═══ SELECTED EXTRACT

This evening will start with a captivating solo vocal performance by Samita Sinha and then Dani Leventhal will present three acclaimed recent short videos.
Vocalist/composer Samita Sinha and video artist Dani Leventhal met at Bard in 2008, and since 2009 they have been working side-by-side and in collaboration. In their collaborations, Leventhal makes videos in which Sinha performs and/or creates sound. In their side-by-side practice, Sinha sings and sounds while Leventhal draws. They take inspiration from each other’s images and sounds, allowing their creative practices, which are generally solo and rather singular, to become permeable to each other’s influence and energy. Both work from a place of intuition and make work that is deeply embodied.
Time Out New York wrote that Sinha’s voice is “mesmerizing. This is fusion… in the best sense: she effortlessly, seamlessly weaves [sounds] yet keeps their distinct flavors intact.” Cinema Scope magazine recently wrote that “Leventhal’s videos are not the triumph of an all-seeing subjectivity but rather an effort to reduce the barrier between her and the rest of the world, whether human, animal, or inanimate… Leventhal aims for immanence, for the roiling, beautiful mess of existence, documenting life from moment to moment through images both eloquent and enigmatic.”
Cipher is a solo work that begins from the question: how does sound come out of my body? Sinha explores this question using the “nonsense” sounds of tarana—a genre of song in Indian classical music invented in the 13th century that mixes Persian, Arabic, and Sanskrit syllables that are said to encode mystical meanings. Cipher is performed with a “band” of four electronic boxes, including electronic tabla (drum box) and electronic tanpura (drone box), which have trapped a centuries-old tradition of acoustic finery into a convenient, portable form.
We will be showing the following films:
Program runtime 30 minutes
54 Days this Winter 36 Days this Spring for 18 Minutes by Dani Leventhal, 2009, 16 mins.
Dani Leventhal gathered material for 9 minutes each day, then condensed it down to this 16-minute video montage of impressions which has a cumulative effect, accessed and read differently depending on the mental connections the viewer makes. It is presented as short scenes: documentation of the quotidian, on-camera monologues, and performative or expressive shots that are constructed. The material, while mostly generated as a diary, is heterogeneous enough to include just about any kind of footage.
Hearts Are Trump Again by Dani Leventhal, 2010, 9 mins.
By way of lush formal and associative shifts, Hearts Are Trump Again evokes the ever-present tension between seemingly polarized states of experience. Desire and repulsion; freedom and constraint; pain and pleasure all find articulation in images of ferocious dogs and mock conversations about childbearing. Tonally complex and viscerally rich, Hearts Are Trump Again is a lyrical exploration of emotional weather. –Brett Price
Tin Pressed by Dani Leventhal, 2011, 6 mins.

══════
═══ SUPPLIED DATA

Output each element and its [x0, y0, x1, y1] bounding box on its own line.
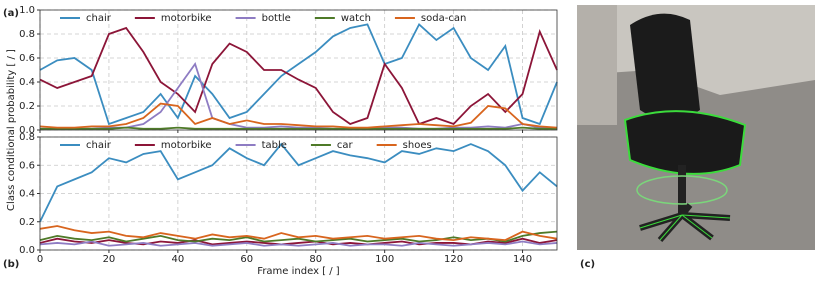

══════

TASKS TO CARRY OUT:
**1)** Answer the following from the event description:
(a) Where and in what year did Samita Sinha and Dani Leventhal meet?
(b) For how many minutes each day did Leventhal gather material for "54 Days this Winter 36 Days this Spring for 18 Minutes"?
(c) In which century was tarana invented?
**2)** Pick up the event description after its final line and continue it in the same style.

THE RESULTS:
**1)**
(a) They met at Bard in 2008.
(b) She gathered material for 9 minutes each day.
(c) Tarana was invented in the 13th century.

**2)**
closeding with jarring violence, Dani Leventhal’s Tin Pressed proceeds to negotiate a balancing act between the bewildering tonal variances of daily life with all of its unnamable and enchantingly fragmented specifics and the gravitational urge to construct both private and shared narratives. The world discovered through these images revolves around multiple centers. The camera’s odd equanimity feels both generous and dangerous. Leventhal’s deft oscillation between elision and inclusion reveals a brief but vast taxonomy of beauty, peace, longing, and terror. –Jeremy Hoevenaar.
Dani Leventhal has been the recipient of numerous grants and awards, among them the Wexner Center Film/Video Residency, the Milton & Sally Avery Fine Arts Award and the Astraea Visual Arts Award; her films have been screened at the Rotterdam Film Festival, the New York Film Festival, Migrating Forms, The Museum for Contemporary Photography, Chicago, The Brooklyn Museum, and P.S.1. Her work is in the permanent collections of the Museum of Modern Art, The University of Illinois at Chicago and Yale University.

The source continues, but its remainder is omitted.